Records for this exercise —
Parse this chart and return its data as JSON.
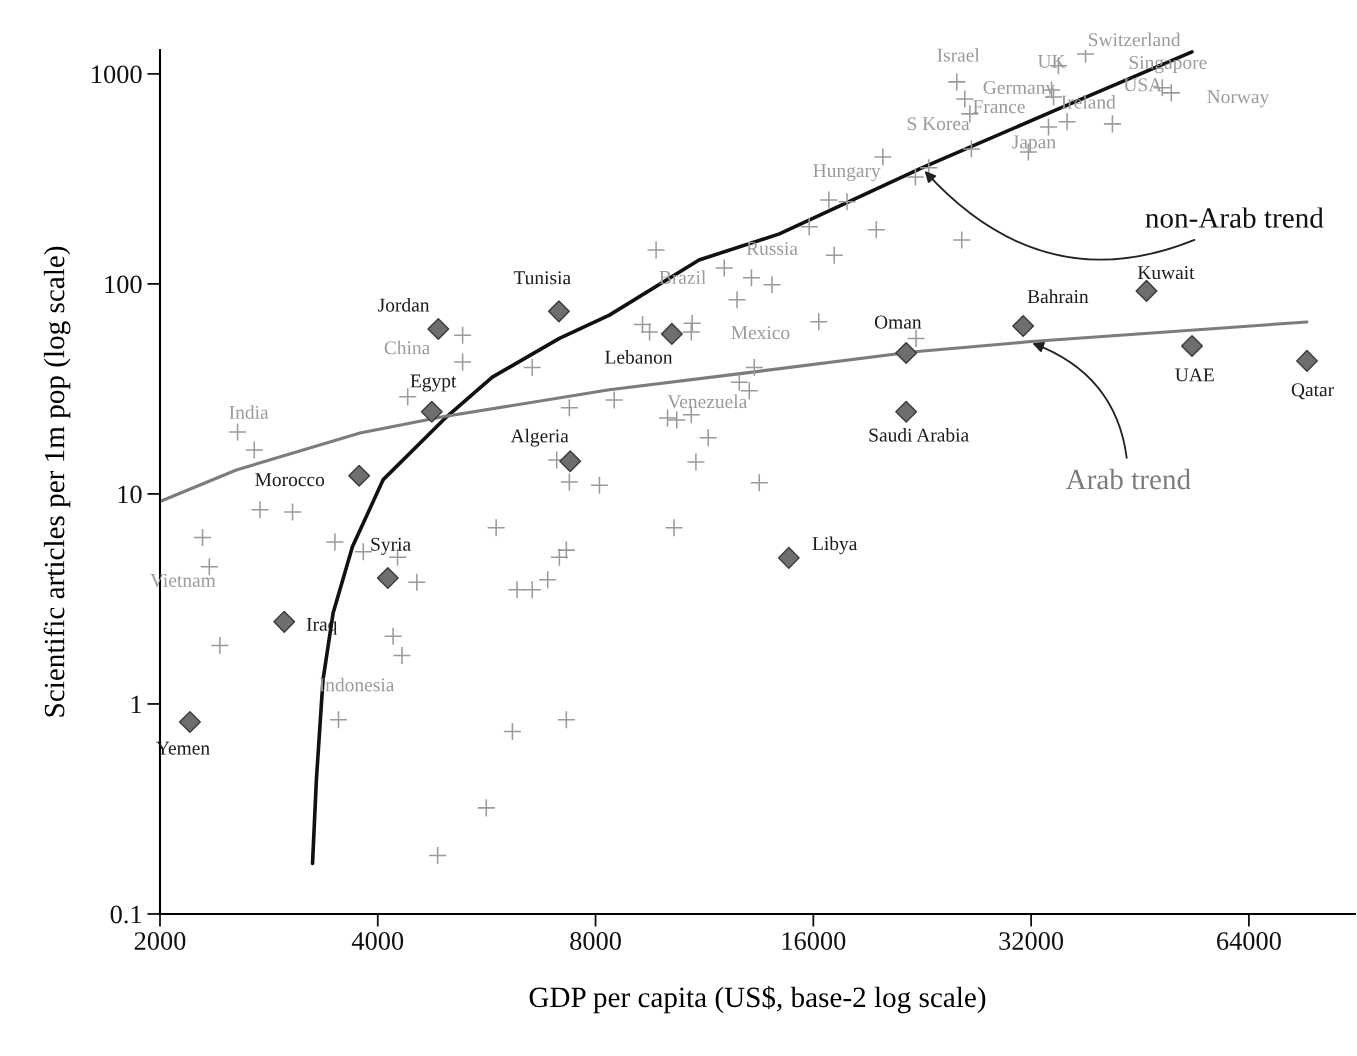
{
  "chart_data": {
    "type": "scatter",
    "xlabel": "GDP per capita (US$, base-2 log scale)",
    "ylabel": "Scientific articles per 1m pop (log scale)",
    "log": "xy",
    "xlim": [
      2000,
      89700
    ],
    "xticks": [
      2000,
      4000,
      8000,
      16000,
      32000,
      64000
    ],
    "ylim": [
      0.1,
      1300
    ],
    "yticks": [
      0.1,
      1,
      10,
      100,
      1000
    ],
    "grid": false,
    "series": [
      {
        "marker": "cross",
        "color": "#9a9a9a",
        "x": [
          2560,
          2700,
          2750,
          3050,
          2290,
          2340,
          2420,
          3490,
          3820,
          4260,
          4530,
          4200,
          4320,
          3530,
          6140,
          7290,
          5650,
          4840,
          5830,
          7290,
          7130,
          6870,
          6230,
          6540,
          7360,
          8100,
          5240,
          5240,
          4400,
          6540,
          7360,
          7070,
          9700,
          15790,
          19550,
          25660,
          17100,
          12050,
          13140,
          14030,
          12550,
          9290,
          9500,
          10880,
          10850,
          16280,
          22190,
          13260,
          12640,
          13050,
          8490,
          10060,
          10360,
          10850,
          11450,
          11010,
          13470,
          10270,
          25260,
          25910,
          26330,
          38050,
          34910,
          34150,
          34370,
          33820,
          35880,
          41450,
          49990,
          48580,
          31720,
          26460,
          19960,
          22140,
          23100,
          16810,
          17810
        ],
        "values": [
          19.7,
          16.2,
          8.4,
          8.2,
          6.2,
          4.5,
          1.9,
          5.9,
          5.3,
          5.0,
          3.8,
          2.1,
          1.7,
          0.84,
          0.74,
          0.84,
          0.32,
          0.19,
          6.9,
          5.4,
          5.0,
          3.9,
          3.5,
          3.5,
          11.4,
          11.0,
          57,
          42.5,
          29,
          40,
          25.7,
          14.5,
          145,
          187,
          181,
          162,
          137,
          119,
          107,
          99,
          84,
          64,
          59,
          65,
          59,
          66,
          55,
          40,
          34,
          31,
          28,
          23,
          22.5,
          23.8,
          18.5,
          14.2,
          11.3,
          6.9,
          916,
          760,
          645,
          1245,
          1092,
          839,
          777,
          559,
          591,
          578,
          812,
          858,
          425,
          439,
          402,
          323,
          357,
          251,
          246
        ]
      },
      {
        "marker": "diamond",
        "color": "#6e6e6e",
        "x": [
          2200,
          2970,
          3770,
          4130,
          4750,
          4850,
          7120,
          7380,
          10200,
          14800,
          21500,
          21500,
          31200,
          46200,
          53400,
          77000
        ],
        "values": [
          0.82,
          2.46,
          12.2,
          3.98,
          24.6,
          61,
          74,
          14.3,
          57.8,
          4.96,
          46.9,
          24.6,
          63,
          92.6,
          50.6,
          43
        ]
      },
      {
        "type": "line",
        "name": "non-Arab trend",
        "marker": "none",
        "line_style": "solid",
        "color": "#111111",
        "x": [
          3250,
          3290,
          3360,
          3470,
          3690,
          4070,
          4980,
          5760,
          7130,
          8360,
          11120,
          14360,
          22600,
          34910,
          53400
        ],
        "values": [
          0.174,
          0.435,
          1.3,
          2.71,
          5.6,
          11.7,
          23.3,
          36,
          55,
          71,
          130,
          173,
          357,
          681,
          1273
        ]
      },
      {
        "type": "line",
        "name": "Arab trend",
        "marker": "none",
        "line_style": "solid",
        "color": "#7c7c7c",
        "x": [
          2000,
          2550,
          3780,
          4920,
          8360,
          12930,
          21890,
          31720,
          77000
        ],
        "values": [
          9.2,
          13.0,
          19.5,
          23.3,
          31.3,
          37.7,
          47.4,
          53,
          65.9
        ]
      }
    ],
    "annotations": [
      {
        "text": "Israel",
        "x": 25260,
        "y": 916
      },
      {
        "text": "Switzerland",
        "x": 38050,
        "y": 1245
      },
      {
        "text": "UK",
        "x": 34910,
        "y": 1092
      },
      {
        "text": "Singapore",
        "x": 48580,
        "y": 858
      },
      {
        "text": "Germany",
        "x": 25910,
        "y": 760
      },
      {
        "text": "USA",
        "x": 48580,
        "y": 858
      },
      {
        "text": "Norway",
        "x": 49990,
        "y": 812
      },
      {
        "text": "France",
        "x": 26330,
        "y": 645
      },
      {
        "text": "Ireland",
        "x": 34370,
        "y": 777
      },
      {
        "text": "S Korea",
        "x": 26460,
        "y": 439
      },
      {
        "text": "Japan",
        "x": 31720,
        "y": 425
      },
      {
        "text": "Hungary",
        "x": 19960,
        "y": 402
      },
      {
        "text": "Russia",
        "x": 14030,
        "y": 99
      },
      {
        "text": "Brazil",
        "x": 12050,
        "y": 119
      },
      {
        "text": "Mexico",
        "x": 16280,
        "y": 66
      },
      {
        "text": "China",
        "x": 5240,
        "y": 42.5
      },
      {
        "text": "India",
        "x": 2560,
        "y": 19.7
      },
      {
        "text": "Venezuela",
        "x": 10360,
        "y": 22.5
      },
      {
        "text": "Vietnam",
        "x": 2340,
        "y": 4.5
      },
      {
        "text": "Indonesia",
        "x": 3530,
        "y": 0.84
      },
      {
        "text": "Yemen",
        "x": 2200,
        "y": 0.82
      },
      {
        "text": "Iraq",
        "x": 2970,
        "y": 2.46
      },
      {
        "text": "Morocco",
        "x": 3770,
        "y": 12.2
      },
      {
        "text": "Syria",
        "x": 4130,
        "y": 3.98
      },
      {
        "text": "Egypt",
        "x": 4750,
        "y": 24.6
      },
      {
        "text": "Jordan",
        "x": 4850,
        "y": 61
      },
      {
        "text": "Tunisia",
        "x": 7120,
        "y": 74
      },
      {
        "text": "Algeria",
        "x": 7380,
        "y": 14.3
      },
      {
        "text": "Lebanon",
        "x": 10200,
        "y": 57.8
      },
      {
        "text": "Libya",
        "x": 14800,
        "y": 4.96
      },
      {
        "text": "Oman",
        "x": 21500,
        "y": 46.9
      },
      {
        "text": "Saudi Arabia",
        "x": 21500,
        "y": 24.6
      },
      {
        "text": "Bahrain",
        "x": 31200,
        "y": 63
      },
      {
        "text": "Kuwait",
        "x": 46200,
        "y": 92.6
      },
      {
        "text": "UAE",
        "x": 53400,
        "y": 50.6
      },
      {
        "text": "Qatar",
        "x": 77000,
        "y": 43
      }
    ]
  }
}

Task directions — Copy each line in the data that holds the word "marker".

Answer to the problem —
        "marker": "cross",
        "marker": "diamond",
        "marker": "none",
        "marker": "none",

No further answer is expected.